Consigne: Recopiez sans la moindre modification toutes les lignes qui suivent.

■ ■ ■ ■

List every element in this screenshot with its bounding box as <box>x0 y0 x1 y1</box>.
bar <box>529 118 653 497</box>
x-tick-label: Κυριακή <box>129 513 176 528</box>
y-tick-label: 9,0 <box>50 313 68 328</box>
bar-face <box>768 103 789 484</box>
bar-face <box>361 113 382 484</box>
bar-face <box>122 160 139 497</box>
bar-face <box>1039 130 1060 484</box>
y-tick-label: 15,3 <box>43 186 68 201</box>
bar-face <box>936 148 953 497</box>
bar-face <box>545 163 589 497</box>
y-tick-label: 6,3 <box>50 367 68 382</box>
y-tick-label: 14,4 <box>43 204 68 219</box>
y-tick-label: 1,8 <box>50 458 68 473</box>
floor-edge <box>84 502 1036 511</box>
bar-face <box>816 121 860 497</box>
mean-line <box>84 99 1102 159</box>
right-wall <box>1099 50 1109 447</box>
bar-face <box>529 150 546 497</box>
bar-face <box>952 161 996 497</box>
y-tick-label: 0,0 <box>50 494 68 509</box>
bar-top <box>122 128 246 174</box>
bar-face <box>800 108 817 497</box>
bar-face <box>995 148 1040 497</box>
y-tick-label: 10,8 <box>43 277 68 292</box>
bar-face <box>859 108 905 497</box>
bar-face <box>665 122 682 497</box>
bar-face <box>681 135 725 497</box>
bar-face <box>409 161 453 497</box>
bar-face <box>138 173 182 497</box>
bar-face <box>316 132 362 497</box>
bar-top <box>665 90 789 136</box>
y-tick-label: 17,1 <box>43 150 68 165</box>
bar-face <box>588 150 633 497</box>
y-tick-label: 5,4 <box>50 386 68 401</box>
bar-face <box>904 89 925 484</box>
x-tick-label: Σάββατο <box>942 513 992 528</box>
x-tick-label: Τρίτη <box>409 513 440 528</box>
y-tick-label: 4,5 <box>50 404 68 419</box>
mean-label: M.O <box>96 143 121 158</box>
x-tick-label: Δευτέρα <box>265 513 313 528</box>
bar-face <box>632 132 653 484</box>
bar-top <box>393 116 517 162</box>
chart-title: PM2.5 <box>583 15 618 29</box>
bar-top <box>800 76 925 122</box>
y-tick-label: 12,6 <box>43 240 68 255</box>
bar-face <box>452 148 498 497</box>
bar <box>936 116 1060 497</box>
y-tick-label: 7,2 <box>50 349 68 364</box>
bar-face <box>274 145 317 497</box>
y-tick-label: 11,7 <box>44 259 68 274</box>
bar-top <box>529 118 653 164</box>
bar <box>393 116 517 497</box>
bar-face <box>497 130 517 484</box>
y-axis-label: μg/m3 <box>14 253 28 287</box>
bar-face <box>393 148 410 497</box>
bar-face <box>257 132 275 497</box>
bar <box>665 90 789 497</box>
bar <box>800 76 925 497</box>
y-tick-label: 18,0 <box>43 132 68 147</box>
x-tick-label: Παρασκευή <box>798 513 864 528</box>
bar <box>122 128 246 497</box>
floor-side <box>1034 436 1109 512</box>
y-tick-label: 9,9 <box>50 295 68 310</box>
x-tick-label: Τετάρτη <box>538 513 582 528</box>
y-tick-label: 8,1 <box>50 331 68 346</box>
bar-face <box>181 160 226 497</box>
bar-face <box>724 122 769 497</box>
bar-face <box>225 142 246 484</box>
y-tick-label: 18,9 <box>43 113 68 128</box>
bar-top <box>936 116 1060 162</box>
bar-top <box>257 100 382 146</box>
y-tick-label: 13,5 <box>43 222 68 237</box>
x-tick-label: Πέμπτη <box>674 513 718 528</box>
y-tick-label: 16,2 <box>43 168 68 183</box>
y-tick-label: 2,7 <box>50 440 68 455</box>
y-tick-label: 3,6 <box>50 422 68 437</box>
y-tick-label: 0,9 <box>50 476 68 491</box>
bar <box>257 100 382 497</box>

■ ■ ■ ■

Corrigé:
List every element in this screenshot with its bounding box as <box>x0 y0 x1 y1</box>.
bar <box>529 118 653 497</box>
x-tick-label: Κυριακή <box>129 513 176 528</box>
y-tick-label: 9,0 <box>50 313 68 328</box>
bar-face <box>768 103 789 484</box>
bar-face <box>361 113 382 484</box>
bar-face <box>122 160 139 497</box>
bar-face <box>1039 130 1060 484</box>
y-tick-label: 15,3 <box>43 186 68 201</box>
bar-face <box>936 148 953 497</box>
bar-face <box>545 163 589 497</box>
y-tick-label: 6,3 <box>50 367 68 382</box>
y-tick-label: 14,4 <box>43 204 68 219</box>
y-tick-label: 1,8 <box>50 458 68 473</box>
floor-edge <box>84 502 1036 511</box>
bar-face <box>816 121 860 497</box>
mean-line <box>84 99 1102 159</box>
right-wall <box>1099 50 1109 447</box>
bar-face <box>529 150 546 497</box>
bar-face <box>952 161 996 497</box>
y-tick-label: 0,0 <box>50 494 68 509</box>
bar-top <box>122 128 246 174</box>
bar-face <box>800 108 817 497</box>
bar-face <box>995 148 1040 497</box>
y-tick-label: 10,8 <box>43 277 68 292</box>
bar-face <box>859 108 905 497</box>
bar-face <box>665 122 682 497</box>
bar-face <box>681 135 725 497</box>
bar-face <box>409 161 453 497</box>
bar-face <box>138 173 182 497</box>
bar-face <box>316 132 362 497</box>
bar-top <box>665 90 789 136</box>
y-tick-label: 17,1 <box>43 150 68 165</box>
bar-face <box>588 150 633 497</box>
y-tick-label: 5,4 <box>50 386 68 401</box>
bar-face <box>904 89 925 484</box>
x-tick-label: Σάββατο <box>942 513 992 528</box>
x-tick-label: Τρίτη <box>409 513 440 528</box>
y-tick-label: 4,5 <box>50 404 68 419</box>
mean-label: M.O <box>96 143 121 158</box>
x-tick-label: Δευτέρα <box>265 513 313 528</box>
bar-face <box>632 132 653 484</box>
bar-top <box>393 116 517 162</box>
chart-title: PM2.5 <box>583 15 618 29</box>
bar-top <box>800 76 925 122</box>
y-tick-label: 12,6 <box>43 240 68 255</box>
bar-face <box>452 148 498 497</box>
bar <box>936 116 1060 497</box>
y-tick-label: 7,2 <box>50 349 68 364</box>
bar-face <box>274 145 317 497</box>
y-tick-label: 11,7 <box>44 259 68 274</box>
bar-top <box>529 118 653 164</box>
bar <box>393 116 517 497</box>
bar-face <box>497 130 517 484</box>
y-axis-label: μg/m3 <box>14 253 28 287</box>
bar-face <box>393 148 410 497</box>
bar-face <box>257 132 275 497</box>
bar <box>665 90 789 497</box>
bar <box>800 76 925 497</box>
y-tick-label: 18,0 <box>43 132 68 147</box>
x-tick-label: Παρασκευή <box>798 513 864 528</box>
bar <box>122 128 246 497</box>
floor-side <box>1034 436 1109 512</box>
y-tick-label: 9,9 <box>50 295 68 310</box>
x-tick-label: Τετάρτη <box>538 513 582 528</box>
y-tick-label: 8,1 <box>50 331 68 346</box>
bar-face <box>181 160 226 497</box>
bar-face <box>724 122 769 497</box>
bar-face <box>225 142 246 484</box>
y-tick-label: 18,9 <box>43 113 68 128</box>
bar-top <box>936 116 1060 162</box>
bar-top <box>257 100 382 146</box>
y-tick-label: 13,5 <box>43 222 68 237</box>
x-tick-label: Πέμπτη <box>674 513 718 528</box>
y-tick-label: 16,2 <box>43 168 68 183</box>
y-tick-label: 2,7 <box>50 440 68 455</box>
y-tick-label: 3,6 <box>50 422 68 437</box>
y-tick-label: 0,9 <box>50 476 68 491</box>
bar <box>257 100 382 497</box>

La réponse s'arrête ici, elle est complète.